[Information shown]:
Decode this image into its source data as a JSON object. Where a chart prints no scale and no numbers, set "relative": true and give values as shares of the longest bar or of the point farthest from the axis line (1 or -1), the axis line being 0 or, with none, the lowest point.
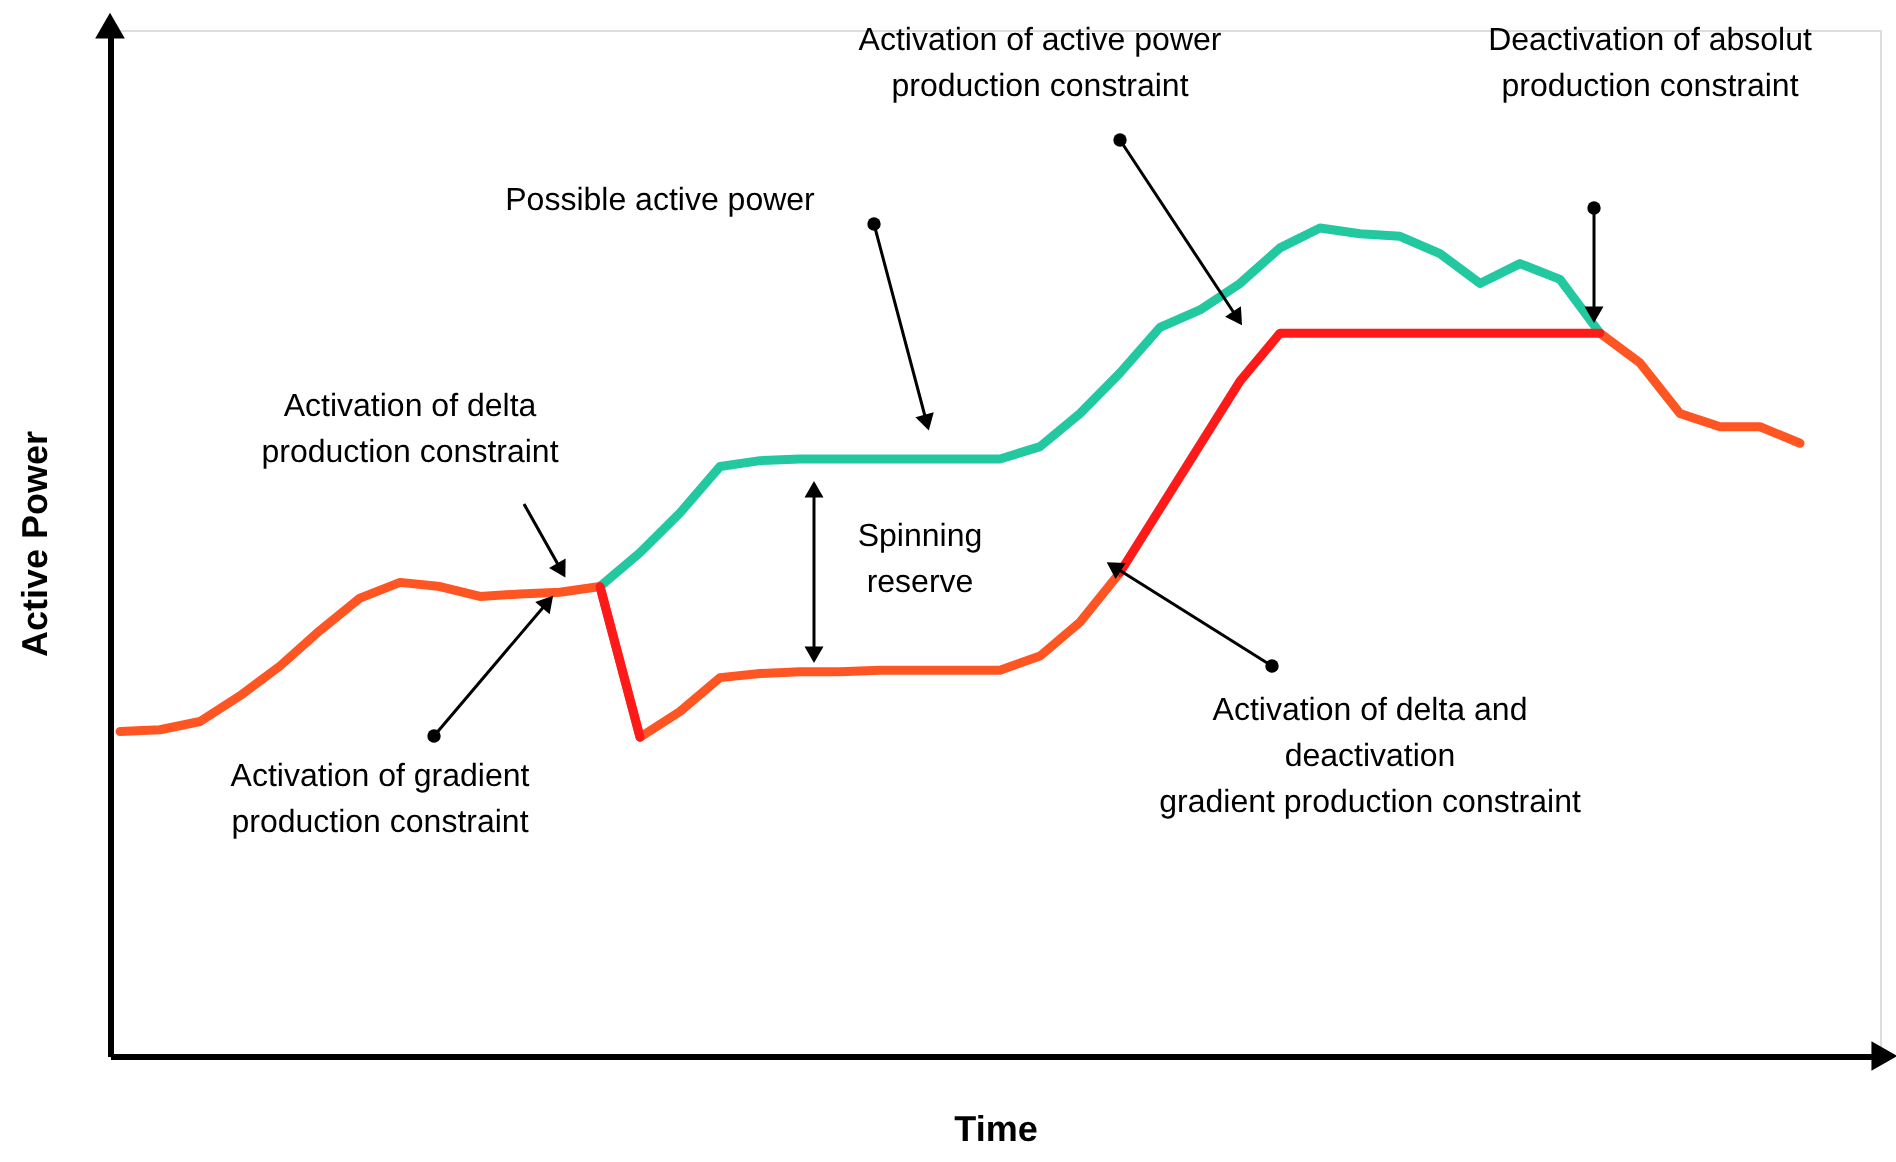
{
  "chart_data": {
    "type": "line",
    "relative": true,
    "xlabel": "Time",
    "ylabel": "Active Power",
    "grid": false,
    "tick_labels": false,
    "line_style": "solid",
    "marker": "none",
    "categories": [
      null,
      null,
      null,
      null,
      null,
      null,
      null,
      null,
      null,
      null,
      null,
      null,
      null,
      null,
      null,
      null,
      null,
      null,
      null,
      null,
      null,
      null,
      null,
      null,
      null,
      null,
      null,
      null,
      null,
      null,
      null,
      null,
      null,
      null,
      null,
      null,
      null,
      null,
      null,
      null,
      null,
      null,
      null
    ],
    "series": [
      {
        "color": "#ff5522",
        "values": [
          0.392,
          0.394,
          0.404,
          0.435,
          0.471,
          0.514,
          0.553,
          0.572,
          0.567,
          0.555,
          0.558,
          0.56,
          0.567,
          0.385,
          0.416,
          0.457,
          0.462,
          0.464,
          0.464,
          0.466,
          0.466,
          0.466,
          0.466,
          0.483,
          0.524,
          0.584,
          null,
          null,
          null,
          null,
          null,
          null,
          null,
          null,
          null,
          null,
          null,
          0.873,
          0.837,
          0.776,
          0.76,
          0.76,
          0.74
        ]
      },
      {
        "color": "#22c8a0",
        "values": [
          null,
          null,
          null,
          null,
          null,
          null,
          null,
          null,
          null,
          null,
          null,
          null,
          0.567,
          0.608,
          0.656,
          0.712,
          0.719,
          0.721,
          0.721,
          0.721,
          0.721,
          0.721,
          0.721,
          0.736,
          0.776,
          0.825,
          0.88,
          0.901,
          0.933,
          0.976,
          1.0,
          0.993,
          0.99,
          0.969,
          0.933,
          0.957,
          0.938,
          0.873,
          null,
          null,
          null,
          null,
          null
        ]
      },
      {
        "color": "#ff1a1a",
        "values": [
          null,
          null,
          null,
          null,
          null,
          null,
          null,
          null,
          null,
          null,
          null,
          null,
          0.567,
          0.385,
          null,
          null,
          null,
          null,
          null,
          null,
          null,
          null,
          null,
          null,
          null,
          0.584,
          0.661,
          0.738,
          0.815,
          0.873,
          0.873,
          0.873,
          0.873,
          0.873,
          0.873,
          0.873,
          0.873,
          0.873,
          null,
          null,
          null,
          null,
          null
        ]
      }
    ],
    "annotations": [
      "Possible active power",
      "Activation of active power\nproduction constraint",
      "Deactivation of absolut\nproduction constraint",
      "Activation of delta\nproduction constraint",
      "Spinning\nreserve",
      "Activation of gradient\nproduction constraint",
      "Activation of delta and\ndeactivation\ngradient production constraint"
    ]
  }
}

[Your task]:
Write out every line of the entries that holds the word "color".

[Task response]:
        "color": "#ff5522",
        "color": "#22c8a0",
        "color": "#ff1a1a",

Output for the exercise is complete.